__Directions__
Can the data below be set down again exactly, line for line?

__Saved data entries__

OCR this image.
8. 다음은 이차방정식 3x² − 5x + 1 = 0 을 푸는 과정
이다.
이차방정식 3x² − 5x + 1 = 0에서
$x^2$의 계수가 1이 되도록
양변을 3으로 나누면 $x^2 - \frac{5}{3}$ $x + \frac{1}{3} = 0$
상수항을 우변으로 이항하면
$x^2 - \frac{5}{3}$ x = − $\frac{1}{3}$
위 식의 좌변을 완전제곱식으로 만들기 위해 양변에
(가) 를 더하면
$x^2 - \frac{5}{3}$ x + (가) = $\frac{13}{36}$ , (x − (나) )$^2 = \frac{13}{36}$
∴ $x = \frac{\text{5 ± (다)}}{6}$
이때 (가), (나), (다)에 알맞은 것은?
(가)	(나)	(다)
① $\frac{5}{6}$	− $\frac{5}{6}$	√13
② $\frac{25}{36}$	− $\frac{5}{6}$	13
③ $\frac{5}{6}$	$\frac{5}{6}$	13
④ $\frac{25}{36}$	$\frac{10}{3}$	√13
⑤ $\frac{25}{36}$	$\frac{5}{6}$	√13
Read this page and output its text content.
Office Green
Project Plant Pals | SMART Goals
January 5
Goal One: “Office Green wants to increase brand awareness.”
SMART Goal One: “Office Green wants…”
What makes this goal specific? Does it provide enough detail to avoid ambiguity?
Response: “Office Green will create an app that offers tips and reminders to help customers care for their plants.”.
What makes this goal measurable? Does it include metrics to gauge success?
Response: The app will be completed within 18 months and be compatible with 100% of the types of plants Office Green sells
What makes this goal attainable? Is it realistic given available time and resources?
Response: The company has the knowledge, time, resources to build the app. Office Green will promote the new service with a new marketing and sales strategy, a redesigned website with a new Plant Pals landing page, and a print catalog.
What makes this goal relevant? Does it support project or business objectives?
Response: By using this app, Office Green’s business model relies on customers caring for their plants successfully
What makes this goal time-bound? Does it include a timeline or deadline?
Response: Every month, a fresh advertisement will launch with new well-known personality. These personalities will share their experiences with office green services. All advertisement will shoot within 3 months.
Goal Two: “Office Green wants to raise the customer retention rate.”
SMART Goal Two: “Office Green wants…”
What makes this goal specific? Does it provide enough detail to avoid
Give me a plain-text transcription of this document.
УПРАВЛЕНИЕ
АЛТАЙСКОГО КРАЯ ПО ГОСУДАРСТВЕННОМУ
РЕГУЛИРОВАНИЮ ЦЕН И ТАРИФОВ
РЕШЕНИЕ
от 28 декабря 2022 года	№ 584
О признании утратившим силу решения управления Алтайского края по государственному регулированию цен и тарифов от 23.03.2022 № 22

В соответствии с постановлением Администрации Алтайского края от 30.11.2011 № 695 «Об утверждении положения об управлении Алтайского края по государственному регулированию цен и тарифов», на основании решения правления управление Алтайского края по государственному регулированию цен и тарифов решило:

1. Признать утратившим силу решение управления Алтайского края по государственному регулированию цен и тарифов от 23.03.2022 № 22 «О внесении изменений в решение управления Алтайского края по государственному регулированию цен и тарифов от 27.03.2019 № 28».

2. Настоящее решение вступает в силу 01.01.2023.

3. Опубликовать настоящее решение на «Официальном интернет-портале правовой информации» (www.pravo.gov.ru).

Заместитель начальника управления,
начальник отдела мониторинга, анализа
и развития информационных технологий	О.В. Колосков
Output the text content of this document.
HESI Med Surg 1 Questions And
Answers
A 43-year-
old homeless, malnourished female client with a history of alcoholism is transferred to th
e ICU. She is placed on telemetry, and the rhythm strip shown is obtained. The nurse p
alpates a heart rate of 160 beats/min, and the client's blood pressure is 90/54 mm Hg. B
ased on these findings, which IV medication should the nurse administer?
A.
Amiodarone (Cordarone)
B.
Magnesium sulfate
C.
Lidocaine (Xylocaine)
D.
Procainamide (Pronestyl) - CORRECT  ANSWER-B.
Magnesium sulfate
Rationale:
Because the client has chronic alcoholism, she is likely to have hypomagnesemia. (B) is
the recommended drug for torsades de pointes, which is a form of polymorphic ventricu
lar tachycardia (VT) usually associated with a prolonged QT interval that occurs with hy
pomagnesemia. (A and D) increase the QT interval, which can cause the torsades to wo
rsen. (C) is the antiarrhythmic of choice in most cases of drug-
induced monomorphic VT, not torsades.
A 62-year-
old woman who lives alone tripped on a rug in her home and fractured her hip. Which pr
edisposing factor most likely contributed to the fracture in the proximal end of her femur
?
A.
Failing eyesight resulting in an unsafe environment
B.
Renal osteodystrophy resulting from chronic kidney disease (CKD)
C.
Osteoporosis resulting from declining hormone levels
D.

__Solved exercise__
OCR this image.
8. 다음은 이차방정식 3x² − 5x + 1 = 0 을 푸는 과정
이다.
이차방정식 3x² − 5x + 1 = 0에서
$x^2$의 계수가 1이 되도록
양변을 3으로 나누면 $x^2 - \frac{5}{3}$ $x + \frac{1}{3} = 0$
상수항을 우변으로 이항하면
$x^2 - \frac{5}{3}$ x = − $\frac{1}{3}$
위 식의 좌변을 완전제곱식으로 만들기 위해 양변에
(가) 를 더하면
$x^2 - \frac{5}{3}$ x + (가) = $\frac{13}{36}$ , (x − (나) )$^2 = \frac{13}{36}$
∴ $x = \frac{\text{5 ± (다)}}{6}$
이때 (가), (나), (다)에 알맞은 것은?
(가)	(나)	(다)
① $\frac{5}{6}$	− $\frac{5}{6}$	√13
② $\frac{25}{36}$	− $\frac{5}{6}$	13
③ $\frac{5}{6}$	$\frac{5}{6}$	13
④ $\frac{25}{36}$	$\frac{10}{3}$	√13
⑤ $\frac{25}{36}$	$\frac{5}{6}$	√13
Read this page and output its text content.
Office Green
Project Plant Pals | SMART Goals
January 5
Goal One: “Office Green wants to increase brand awareness.”
SMART Goal One: “Office Green wants…”
What makes this goal specific? Does it provide enough detail to avoid ambiguity?
Response: “Office Green will create an app that offers tips and reminders to help customers care for their plants.”.
What makes this goal measurable? Does it include metrics to gauge success?
Response: The app will be completed within 18 months and be compatible with 100% of the types of plants Office Green sells
What makes this goal attainable? Is it realistic given available time and resources?
Response: The company has the knowledge, time, resources to build the app. Office Green will promote the new service with a new marketing and sales strategy, a redesigned website with a new Plant Pals landing page, and a print catalog.
What makes this goal relevant? Does it support project or business objectives?
Response: By using this app, Office Green’s business model relies on customers caring for their plants successfully
What makes this goal time-bound? Does it include a timeline or deadline?
Response: Every month, a fresh advertisement will launch with new well-known personality. These personalities will share their experiences with office green services. All advertisement will shoot within 3 months.
Goal Two: “Office Green wants to raise the customer retention rate.”
SMART Goal Two: “Office Green wants…”
What makes this goal specific? Does it provide enough detail to avoid
Give me a plain-text transcription of this document.
УПРАВЛЕНИЕ
АЛТАЙСКОГО КРАЯ ПО ГОСУДАРСТВЕННОМУ
РЕГУЛИРОВАНИЮ ЦЕН И ТАРИФОВ
РЕШЕНИЕ
от 28 декабря 2022 года	№ 584
О признании утратившим силу решения управления Алтайского края по государственному регулированию цен и тарифов от 23.03.2022 № 22

В соответствии с постановлением Администрации Алтайского края от 30.11.2011 № 695 «Об утверждении положения об управлении Алтайского края по государственному регулированию цен и тарифов», на основании решения правления управление Алтайского края по государственному регулированию цен и тарифов решило:

1. Признать утратившим силу решение управления Алтайского края по государственному регулированию цен и тарифов от 23.03.2022 № 22 «О внесении изменений в решение управления Алтайского края по государственному регулированию цен и тарифов от 27.03.2019 № 28».

2. Настоящее решение вступает в силу 01.01.2023.

3. Опубликовать настоящее решение на «Официальном интернет-портале правовой информации» (www.pravo.gov.ru).

Заместитель начальника управления,
начальник отдела мониторинга, анализа
и развития информационных технологий	О.В. Колосков
Output the text content of this document.
HESI Med Surg 1 Questions And
Answers
A 43-year-
old homeless, malnourished female client with a history of alcoholism is transferred to th
e ICU. She is placed on telemetry, and the rhythm strip shown is obtained. The nurse p
alpates a heart rate of 160 beats/min, and the client's blood pressure is 90/54 mm Hg. B
ased on these findings, which IV medication should the nurse administer?
A.
Amiodarone (Cordarone)
B.
Magnesium sulfate
C.
Lidocaine (Xylocaine)
D.
Procainamide (Pronestyl) - CORRECT  ANSWER-B.
Magnesium sulfate
Rationale:
Because the client has chronic alcoholism, she is likely to have hypomagnesemia. (B) is
the recommended drug for torsades de pointes, which is a form of polymorphic ventricu
lar tachycardia (VT) usually associated with a prolonged QT interval that occurs with hy
pomagnesemia. (A and D) increase the QT interval, which can cause the torsades to wo
rsen. (C) is the antiarrhythmic of choice in most cases of drug-
induced monomorphic VT, not torsades.
A 62-year-
old woman who lives alone tripped on a rug in her home and fractured her hip. Which pr
edisposing factor most likely contributed to the fracture in the proximal end of her femur
?
A.
Failing eyesight resulting in an unsafe environment
B.
Renal osteodystrophy resulting from chronic kidney disease (CKD)
C.
Osteoporosis resulting from declining hormone levels
D.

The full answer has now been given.